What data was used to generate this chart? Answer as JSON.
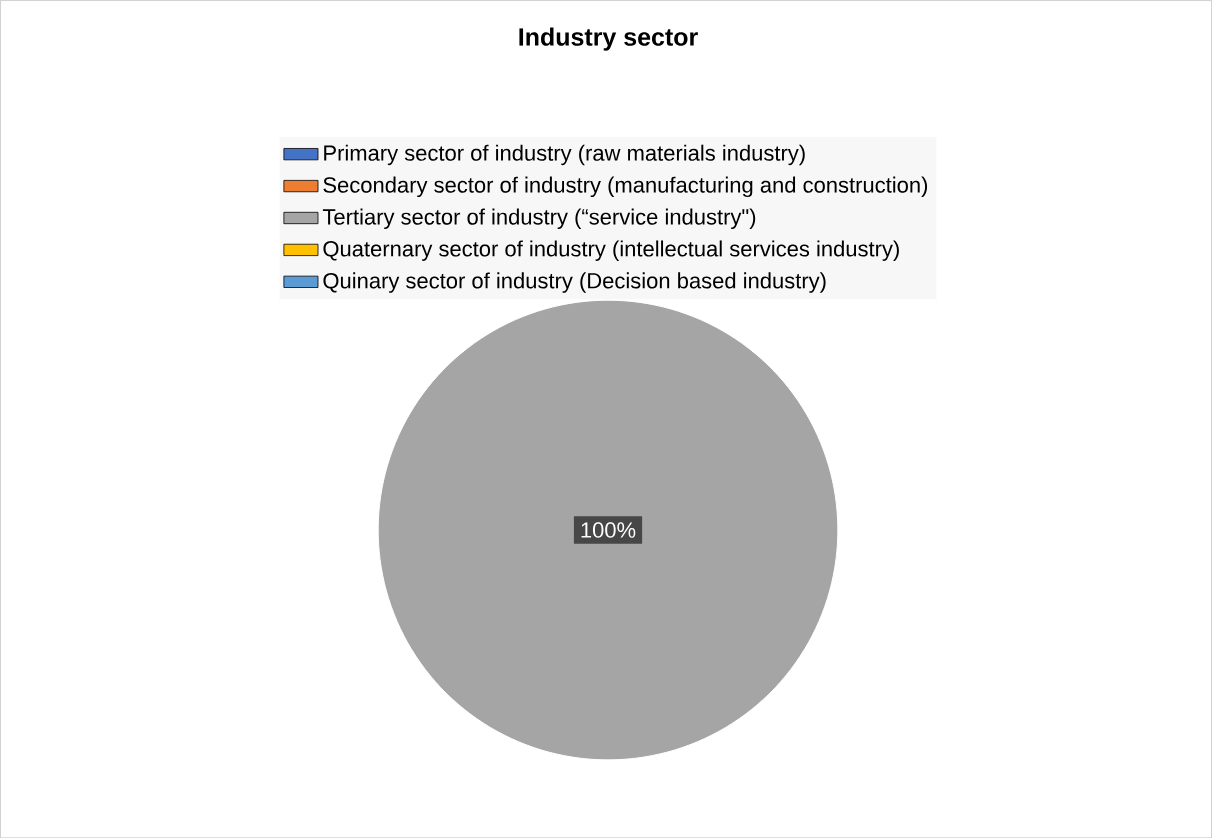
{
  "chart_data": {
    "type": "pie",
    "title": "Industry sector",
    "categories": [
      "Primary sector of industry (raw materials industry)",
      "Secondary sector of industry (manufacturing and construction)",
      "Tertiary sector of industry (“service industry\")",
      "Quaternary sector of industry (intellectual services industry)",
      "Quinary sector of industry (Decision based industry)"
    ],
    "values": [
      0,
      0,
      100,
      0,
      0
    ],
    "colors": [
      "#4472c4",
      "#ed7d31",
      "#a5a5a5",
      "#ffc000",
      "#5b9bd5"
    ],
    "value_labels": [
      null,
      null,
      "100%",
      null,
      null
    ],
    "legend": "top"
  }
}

════════════════

Work to do:
Copy the material exactly. Do not include the pictures.

Solution to the problem:
What data was used to generate this chart? Answer as JSON.
{
  "chart_data": {
    "type": "pie",
    "title": "Industry sector",
    "categories": [
      "Primary sector of industry (raw materials industry)",
      "Secondary sector of industry (manufacturing and construction)",
      "Tertiary sector of industry (“service industry\")",
      "Quaternary sector of industry (intellectual services industry)",
      "Quinary sector of industry (Decision based industry)"
    ],
    "values": [
      0,
      0,
      100,
      0,
      0
    ],
    "colors": [
      "#4472c4",
      "#ed7d31",
      "#a5a5a5",
      "#ffc000",
      "#5b9bd5"
    ],
    "value_labels": [
      null,
      null,
      "100%",
      null,
      null
    ],
    "legend": "top"
  }
}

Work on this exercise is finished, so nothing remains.